■ GIVEN PROBLEM:
Say how many lines contain the string "плановый". Give no other output.

■ STORED DATA:
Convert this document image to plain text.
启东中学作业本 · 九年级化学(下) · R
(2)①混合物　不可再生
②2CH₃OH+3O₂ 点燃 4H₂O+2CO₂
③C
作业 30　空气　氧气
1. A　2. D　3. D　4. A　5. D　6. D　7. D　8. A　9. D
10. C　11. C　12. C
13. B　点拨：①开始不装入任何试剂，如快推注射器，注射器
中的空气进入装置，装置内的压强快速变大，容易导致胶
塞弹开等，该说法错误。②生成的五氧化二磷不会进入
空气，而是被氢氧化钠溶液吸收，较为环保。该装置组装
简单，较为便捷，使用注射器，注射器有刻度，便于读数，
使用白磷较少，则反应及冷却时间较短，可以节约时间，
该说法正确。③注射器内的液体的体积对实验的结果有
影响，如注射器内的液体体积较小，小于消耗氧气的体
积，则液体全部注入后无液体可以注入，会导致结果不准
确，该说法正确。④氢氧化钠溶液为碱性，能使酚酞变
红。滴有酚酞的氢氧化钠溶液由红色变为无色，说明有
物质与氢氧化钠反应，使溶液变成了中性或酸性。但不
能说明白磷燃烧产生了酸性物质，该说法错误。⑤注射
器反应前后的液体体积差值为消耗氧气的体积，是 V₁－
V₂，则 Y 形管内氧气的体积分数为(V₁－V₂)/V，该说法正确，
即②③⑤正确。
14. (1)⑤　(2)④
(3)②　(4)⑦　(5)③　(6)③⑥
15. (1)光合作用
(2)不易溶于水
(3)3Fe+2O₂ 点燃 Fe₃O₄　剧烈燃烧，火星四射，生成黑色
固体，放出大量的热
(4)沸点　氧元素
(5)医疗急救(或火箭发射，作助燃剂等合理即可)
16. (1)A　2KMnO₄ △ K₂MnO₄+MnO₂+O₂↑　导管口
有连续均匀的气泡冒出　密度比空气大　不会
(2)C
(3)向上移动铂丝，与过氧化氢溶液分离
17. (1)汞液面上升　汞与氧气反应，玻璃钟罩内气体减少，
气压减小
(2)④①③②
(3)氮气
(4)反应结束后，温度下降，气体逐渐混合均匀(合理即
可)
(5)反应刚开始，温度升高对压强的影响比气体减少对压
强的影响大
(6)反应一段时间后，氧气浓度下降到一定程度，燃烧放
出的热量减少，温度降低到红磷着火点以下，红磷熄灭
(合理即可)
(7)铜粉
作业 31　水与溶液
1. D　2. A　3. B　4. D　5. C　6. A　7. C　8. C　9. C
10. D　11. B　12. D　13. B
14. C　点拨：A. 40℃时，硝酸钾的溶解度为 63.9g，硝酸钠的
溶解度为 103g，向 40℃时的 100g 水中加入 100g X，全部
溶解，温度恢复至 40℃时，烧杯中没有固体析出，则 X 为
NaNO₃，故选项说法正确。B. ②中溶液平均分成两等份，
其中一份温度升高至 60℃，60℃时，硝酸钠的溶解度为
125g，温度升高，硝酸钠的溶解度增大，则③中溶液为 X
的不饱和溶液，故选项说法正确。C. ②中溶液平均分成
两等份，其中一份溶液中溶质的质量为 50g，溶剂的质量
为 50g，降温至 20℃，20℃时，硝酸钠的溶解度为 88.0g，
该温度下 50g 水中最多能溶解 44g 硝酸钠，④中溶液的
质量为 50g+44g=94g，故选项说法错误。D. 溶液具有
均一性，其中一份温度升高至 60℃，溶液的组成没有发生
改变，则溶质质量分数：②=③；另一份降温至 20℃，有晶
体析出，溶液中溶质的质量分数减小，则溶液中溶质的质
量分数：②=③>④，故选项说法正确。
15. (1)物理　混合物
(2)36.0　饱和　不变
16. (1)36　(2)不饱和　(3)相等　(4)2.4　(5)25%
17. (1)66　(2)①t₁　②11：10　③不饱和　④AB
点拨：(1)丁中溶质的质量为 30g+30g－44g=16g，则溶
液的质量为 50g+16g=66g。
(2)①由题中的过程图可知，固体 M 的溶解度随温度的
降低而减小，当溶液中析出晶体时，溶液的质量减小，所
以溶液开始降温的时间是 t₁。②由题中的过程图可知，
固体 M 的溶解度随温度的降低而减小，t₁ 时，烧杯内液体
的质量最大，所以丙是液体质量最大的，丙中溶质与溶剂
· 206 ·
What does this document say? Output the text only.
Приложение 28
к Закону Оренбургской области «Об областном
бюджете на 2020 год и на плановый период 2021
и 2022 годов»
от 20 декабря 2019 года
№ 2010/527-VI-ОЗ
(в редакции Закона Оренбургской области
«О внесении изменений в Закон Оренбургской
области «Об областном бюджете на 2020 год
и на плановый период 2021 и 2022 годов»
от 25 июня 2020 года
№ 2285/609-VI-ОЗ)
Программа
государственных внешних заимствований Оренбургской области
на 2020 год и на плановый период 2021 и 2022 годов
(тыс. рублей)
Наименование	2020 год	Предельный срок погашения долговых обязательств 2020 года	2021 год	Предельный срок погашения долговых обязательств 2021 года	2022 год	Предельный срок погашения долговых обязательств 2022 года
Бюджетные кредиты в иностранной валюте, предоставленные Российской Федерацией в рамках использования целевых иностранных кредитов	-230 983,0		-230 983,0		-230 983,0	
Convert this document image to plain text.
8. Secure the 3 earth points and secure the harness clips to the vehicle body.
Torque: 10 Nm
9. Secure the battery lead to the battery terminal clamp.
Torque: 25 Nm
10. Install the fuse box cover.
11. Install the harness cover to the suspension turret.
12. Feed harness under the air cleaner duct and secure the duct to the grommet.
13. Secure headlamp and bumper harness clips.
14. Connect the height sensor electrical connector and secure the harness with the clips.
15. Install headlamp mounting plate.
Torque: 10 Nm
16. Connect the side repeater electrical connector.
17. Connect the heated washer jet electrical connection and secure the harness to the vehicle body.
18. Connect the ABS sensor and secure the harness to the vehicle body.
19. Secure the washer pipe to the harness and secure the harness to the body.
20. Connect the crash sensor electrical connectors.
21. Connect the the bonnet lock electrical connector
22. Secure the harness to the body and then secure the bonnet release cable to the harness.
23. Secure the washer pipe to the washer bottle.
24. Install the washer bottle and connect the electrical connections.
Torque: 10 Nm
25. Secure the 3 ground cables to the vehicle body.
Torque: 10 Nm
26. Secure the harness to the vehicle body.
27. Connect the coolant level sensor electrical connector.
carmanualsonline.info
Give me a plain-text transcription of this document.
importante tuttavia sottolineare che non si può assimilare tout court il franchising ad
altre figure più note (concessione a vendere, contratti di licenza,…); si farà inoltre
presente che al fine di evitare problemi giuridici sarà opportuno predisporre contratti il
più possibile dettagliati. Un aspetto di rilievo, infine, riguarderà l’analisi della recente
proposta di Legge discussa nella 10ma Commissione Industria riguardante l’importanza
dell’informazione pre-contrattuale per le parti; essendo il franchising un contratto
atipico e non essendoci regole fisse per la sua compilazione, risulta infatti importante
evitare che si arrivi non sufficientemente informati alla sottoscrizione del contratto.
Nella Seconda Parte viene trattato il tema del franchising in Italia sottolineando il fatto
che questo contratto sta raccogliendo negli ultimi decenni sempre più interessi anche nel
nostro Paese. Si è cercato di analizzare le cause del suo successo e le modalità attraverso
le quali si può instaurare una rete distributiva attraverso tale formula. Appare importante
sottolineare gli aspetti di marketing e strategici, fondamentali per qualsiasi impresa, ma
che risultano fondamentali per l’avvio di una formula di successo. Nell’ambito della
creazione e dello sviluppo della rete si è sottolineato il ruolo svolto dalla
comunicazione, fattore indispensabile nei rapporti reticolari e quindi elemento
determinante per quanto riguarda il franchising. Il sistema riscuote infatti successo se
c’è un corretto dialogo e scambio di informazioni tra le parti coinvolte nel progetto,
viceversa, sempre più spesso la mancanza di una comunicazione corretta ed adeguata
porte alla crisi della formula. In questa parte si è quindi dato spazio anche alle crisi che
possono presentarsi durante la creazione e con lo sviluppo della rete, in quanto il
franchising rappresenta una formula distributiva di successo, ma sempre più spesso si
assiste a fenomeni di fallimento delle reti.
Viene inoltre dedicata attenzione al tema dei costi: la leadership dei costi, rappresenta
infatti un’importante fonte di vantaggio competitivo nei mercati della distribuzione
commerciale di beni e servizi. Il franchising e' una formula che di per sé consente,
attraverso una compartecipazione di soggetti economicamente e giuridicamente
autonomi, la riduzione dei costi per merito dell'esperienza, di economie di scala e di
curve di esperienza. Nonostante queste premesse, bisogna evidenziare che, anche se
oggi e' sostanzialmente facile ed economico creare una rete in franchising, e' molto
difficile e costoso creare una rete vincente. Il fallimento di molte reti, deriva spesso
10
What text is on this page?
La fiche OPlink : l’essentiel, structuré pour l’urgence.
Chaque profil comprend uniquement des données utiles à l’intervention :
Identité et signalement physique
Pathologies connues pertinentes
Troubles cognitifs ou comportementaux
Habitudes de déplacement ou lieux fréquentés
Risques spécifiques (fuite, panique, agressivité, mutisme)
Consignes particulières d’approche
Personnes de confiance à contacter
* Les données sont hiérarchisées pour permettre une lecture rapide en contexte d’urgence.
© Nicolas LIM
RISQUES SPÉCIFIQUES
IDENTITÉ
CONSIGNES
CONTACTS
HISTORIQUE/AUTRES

■ RESULT FOR THIS EXERCISE:
3